**What is being asked**
Exactly repeat the material, dropping every picture from the copy.

Collection entries:
[Start]

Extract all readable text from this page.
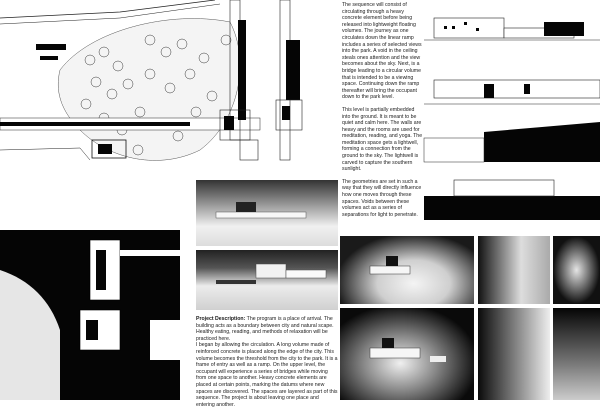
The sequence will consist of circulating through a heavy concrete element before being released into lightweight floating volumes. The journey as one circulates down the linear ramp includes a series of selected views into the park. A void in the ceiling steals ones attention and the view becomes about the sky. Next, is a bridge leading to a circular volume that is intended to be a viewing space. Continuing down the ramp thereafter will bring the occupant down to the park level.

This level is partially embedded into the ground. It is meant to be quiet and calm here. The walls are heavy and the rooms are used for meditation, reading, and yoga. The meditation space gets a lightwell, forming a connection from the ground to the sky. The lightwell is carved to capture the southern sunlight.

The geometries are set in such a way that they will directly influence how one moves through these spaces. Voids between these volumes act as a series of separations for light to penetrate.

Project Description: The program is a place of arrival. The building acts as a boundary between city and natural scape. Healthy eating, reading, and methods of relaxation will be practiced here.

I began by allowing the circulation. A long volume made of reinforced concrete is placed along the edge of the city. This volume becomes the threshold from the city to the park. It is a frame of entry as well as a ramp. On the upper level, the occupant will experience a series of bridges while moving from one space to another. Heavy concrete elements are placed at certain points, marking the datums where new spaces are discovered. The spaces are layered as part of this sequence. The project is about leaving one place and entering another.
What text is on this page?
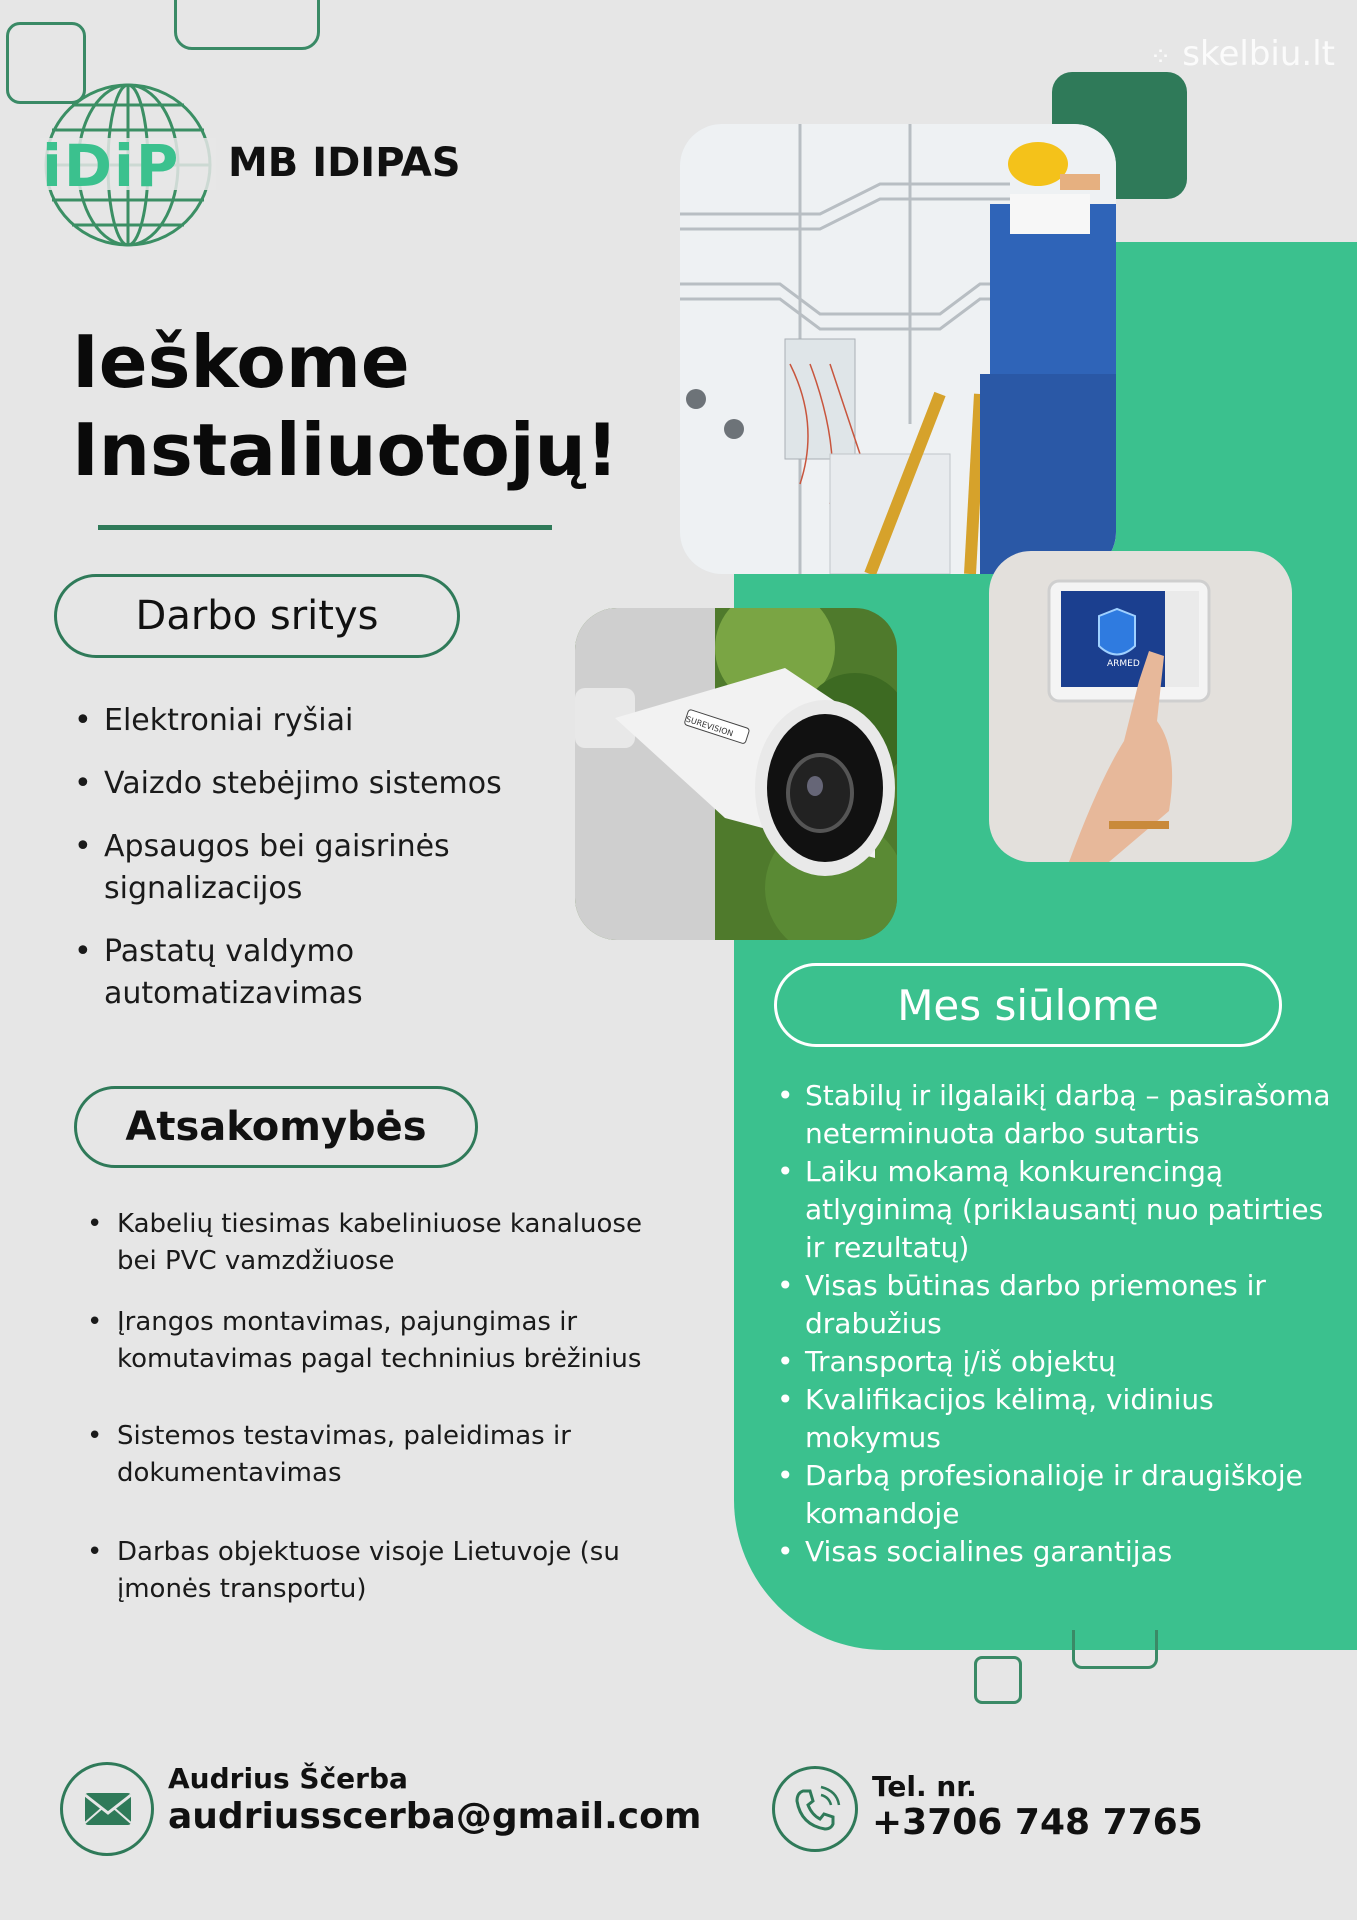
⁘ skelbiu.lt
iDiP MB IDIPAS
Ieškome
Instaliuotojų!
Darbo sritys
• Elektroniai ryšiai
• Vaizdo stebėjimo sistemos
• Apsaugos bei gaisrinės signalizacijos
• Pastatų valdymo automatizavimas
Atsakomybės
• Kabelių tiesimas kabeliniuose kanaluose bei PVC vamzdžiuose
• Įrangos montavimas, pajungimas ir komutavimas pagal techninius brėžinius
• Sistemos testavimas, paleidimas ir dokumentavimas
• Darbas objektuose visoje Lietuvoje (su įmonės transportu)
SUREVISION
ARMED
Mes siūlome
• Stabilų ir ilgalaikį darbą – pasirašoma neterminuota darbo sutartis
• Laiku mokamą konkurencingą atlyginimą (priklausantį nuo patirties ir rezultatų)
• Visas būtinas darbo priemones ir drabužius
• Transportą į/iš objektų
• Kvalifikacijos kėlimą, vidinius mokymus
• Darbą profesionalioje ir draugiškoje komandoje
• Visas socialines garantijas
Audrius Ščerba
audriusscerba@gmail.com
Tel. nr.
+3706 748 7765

[End]

**Task response**
Extract all readable text from this page.
The sequence will consist of circulating through a heavy concrete element before being released into lightweight floating volumes. The journey as one circulates down the linear ramp includes a series of selected views into the park. A void in the ceiling steals ones attention and the view becomes about the sky. Next, is a bridge leading to a circular volume that is intended to be a viewing space. Continuing down the ramp thereafter will bring the occupant down to the park level.

This level is partially embedded into the ground. It is meant to be quiet and calm here. The walls are heavy and the rooms are used for meditation, reading, and yoga. The meditation space gets a lightwell, forming a connection from the ground to the sky. The lightwell is carved to capture the southern sunlight.

The geometries are set in such a way that they will directly influence how one moves through these spaces. Voids between these volumes act as a series of separations for light to penetrate.

Project Description: The program is a place of arrival. The building acts as a boundary between city and natural scape. Healthy eating, reading, and methods of relaxation will be practiced here.

I began by allowing the circulation. A long volume made of reinforced concrete is placed along the edge of the city. This volume becomes the threshold from the city to the park. It is a frame of entry as well as a ramp. On the upper level, the occupant will experience a series of bridges while moving from one space to another. Heavy concrete elements are placed at certain points, marking the datums where new spaces are discovered. The spaces are layered as part of this sequence. The project is about leaving one place and entering another.
What text is on this page?
⁘ skelbiu.lt
iDiP MB IDIPAS
Ieškome
Instaliuotojų!
Darbo sritys
• Elektroniai ryšiai
• Vaizdo stebėjimo sistemos
• Apsaugos bei gaisrinės signalizacijos
• Pastatų valdymo automatizavimas
Atsakomybės
• Kabelių tiesimas kabeliniuose kanaluose bei PVC vamzdžiuose
• Įrangos montavimas, pajungimas ir komutavimas pagal techninius brėžinius
• Sistemos testavimas, paleidimas ir dokumentavimas
• Darbas objektuose visoje Lietuvoje (su įmonės transportu)
SUREVISION
ARMED
Mes siūlome
• Stabilų ir ilgalaikį darbą – pasirašoma neterminuota darbo sutartis
• Laiku mokamą konkurencingą atlyginimą (priklausantį nuo patirties ir rezultatų)
• Visas būtinas darbo priemones ir drabužius
• Transportą į/iš objektų
• Kvalifikacijos kėlimą, vidinius mokymus
• Darbą profesionalioje ir draugiškoje komandoje
• Visas socialines garantijas
Audrius Ščerba
audriusscerba@gmail.com
Tel. nr.
+3706 748 7765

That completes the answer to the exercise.